● **What you have to do**
Transcribe the listing in full, excluding any pictures.

Data entries
#####

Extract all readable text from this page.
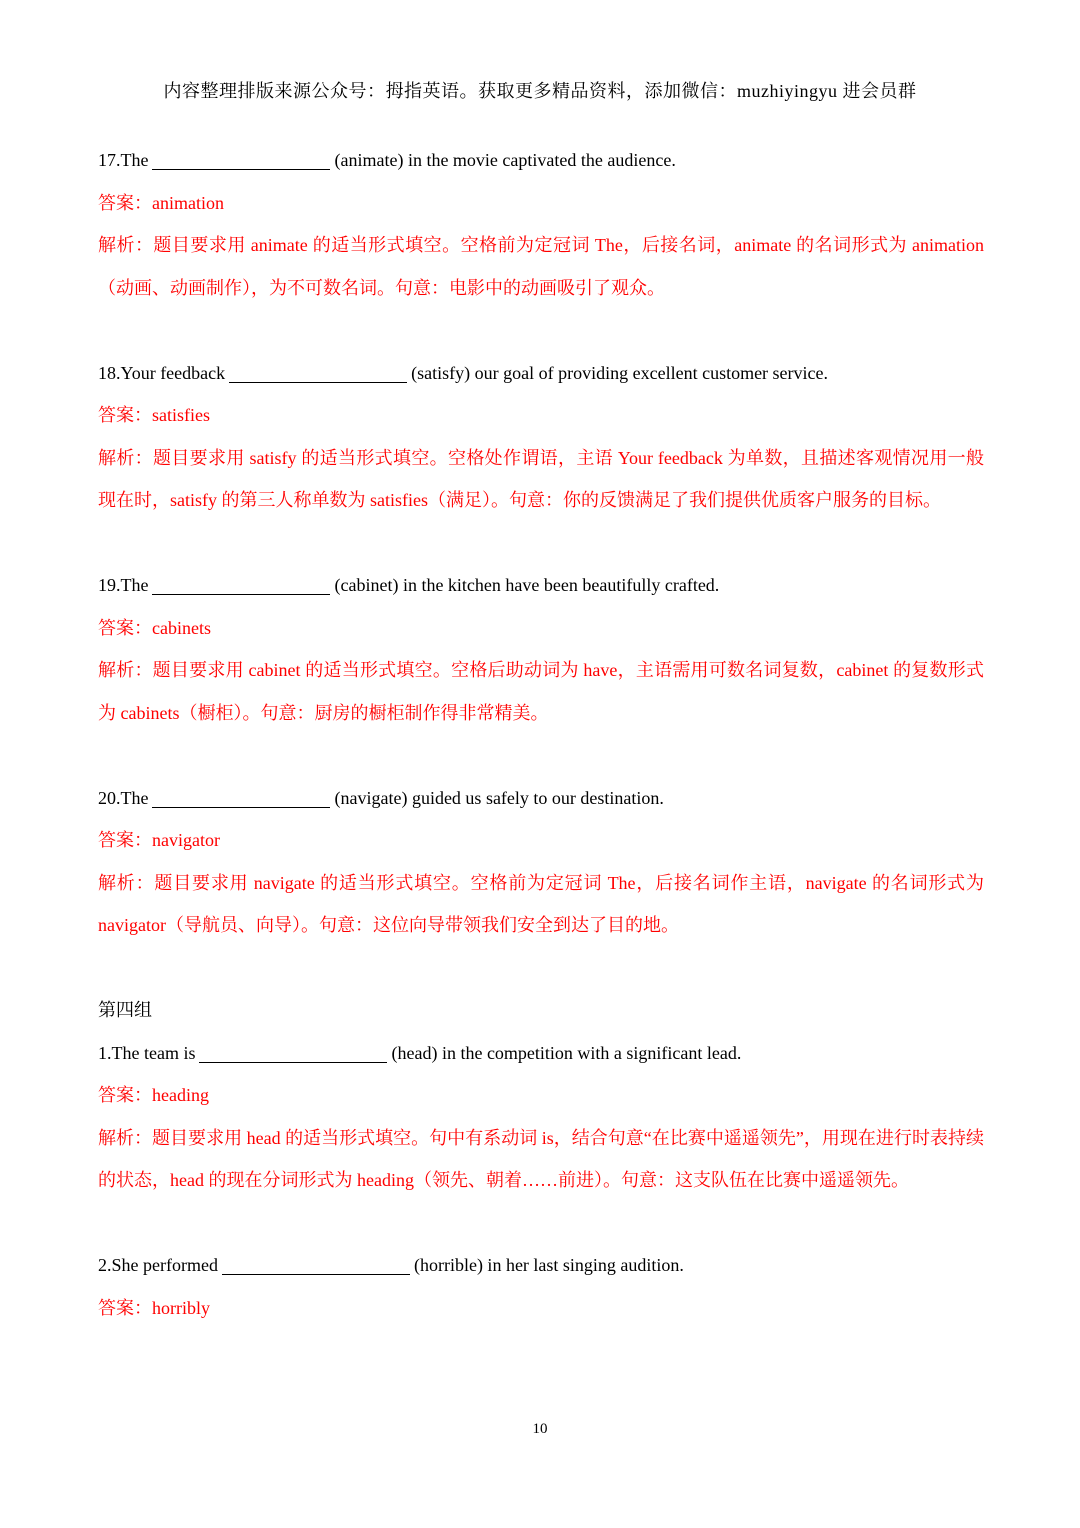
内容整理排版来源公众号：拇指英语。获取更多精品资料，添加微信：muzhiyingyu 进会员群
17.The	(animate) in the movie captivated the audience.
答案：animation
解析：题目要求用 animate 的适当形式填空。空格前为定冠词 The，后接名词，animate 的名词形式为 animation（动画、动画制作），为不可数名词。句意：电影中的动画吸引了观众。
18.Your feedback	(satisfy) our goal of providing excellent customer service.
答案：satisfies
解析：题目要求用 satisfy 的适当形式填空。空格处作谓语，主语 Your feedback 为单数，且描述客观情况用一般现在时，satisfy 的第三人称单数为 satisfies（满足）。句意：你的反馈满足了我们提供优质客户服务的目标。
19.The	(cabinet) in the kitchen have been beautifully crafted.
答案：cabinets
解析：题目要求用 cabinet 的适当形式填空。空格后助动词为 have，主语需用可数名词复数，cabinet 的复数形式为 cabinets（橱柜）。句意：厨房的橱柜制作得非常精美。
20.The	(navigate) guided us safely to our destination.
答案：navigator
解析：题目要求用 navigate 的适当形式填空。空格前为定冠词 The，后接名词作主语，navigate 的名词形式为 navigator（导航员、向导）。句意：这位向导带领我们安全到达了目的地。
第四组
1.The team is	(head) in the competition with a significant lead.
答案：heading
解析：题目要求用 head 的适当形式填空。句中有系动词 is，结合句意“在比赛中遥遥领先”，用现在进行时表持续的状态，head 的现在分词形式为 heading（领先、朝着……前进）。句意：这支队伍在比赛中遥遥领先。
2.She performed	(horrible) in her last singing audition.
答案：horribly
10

#####

● **The solution**
Extract all readable text from this page.
内容整理排版来源公众号：拇指英语。获取更多精品资料，添加微信：muzhiyingyu 进会员群
17.The	(animate) in the movie captivated the audience.
答案：animation
解析：题目要求用 animate 的适当形式填空。空格前为定冠词 The，后接名词，animate 的名词形式为 animation（动画、动画制作），为不可数名词。句意：电影中的动画吸引了观众。
18.Your feedback	(satisfy) our goal of providing excellent customer service.
答案：satisfies
解析：题目要求用 satisfy 的适当形式填空。空格处作谓语，主语 Your feedback 为单数，且描述客观情况用一般现在时，satisfy 的第三人称单数为 satisfies（满足）。句意：你的反馈满足了我们提供优质客户服务的目标。
19.The	(cabinet) in the kitchen have been beautifully crafted.
答案：cabinets
解析：题目要求用 cabinet 的适当形式填空。空格后助动词为 have，主语需用可数名词复数，cabinet 的复数形式为 cabinets（橱柜）。句意：厨房的橱柜制作得非常精美。
20.The	(navigate) guided us safely to our destination.
答案：navigator
解析：题目要求用 navigate 的适当形式填空。空格前为定冠词 The，后接名词作主语，navigate 的名词形式为 navigator（导航员、向导）。句意：这位向导带领我们安全到达了目的地。
第四组
1.The team is	(head) in the competition with a significant lead.
答案：heading
解析：题目要求用 head 的适当形式填空。句中有系动词 is，结合句意“在比赛中遥遥领先”，用现在进行时表持续的状态，head 的现在分词形式为 heading（领先、朝着……前进）。句意：这支队伍在比赛中遥遥领先。
2.She performed	(horrible) in her last singing audition.
答案：horribly
10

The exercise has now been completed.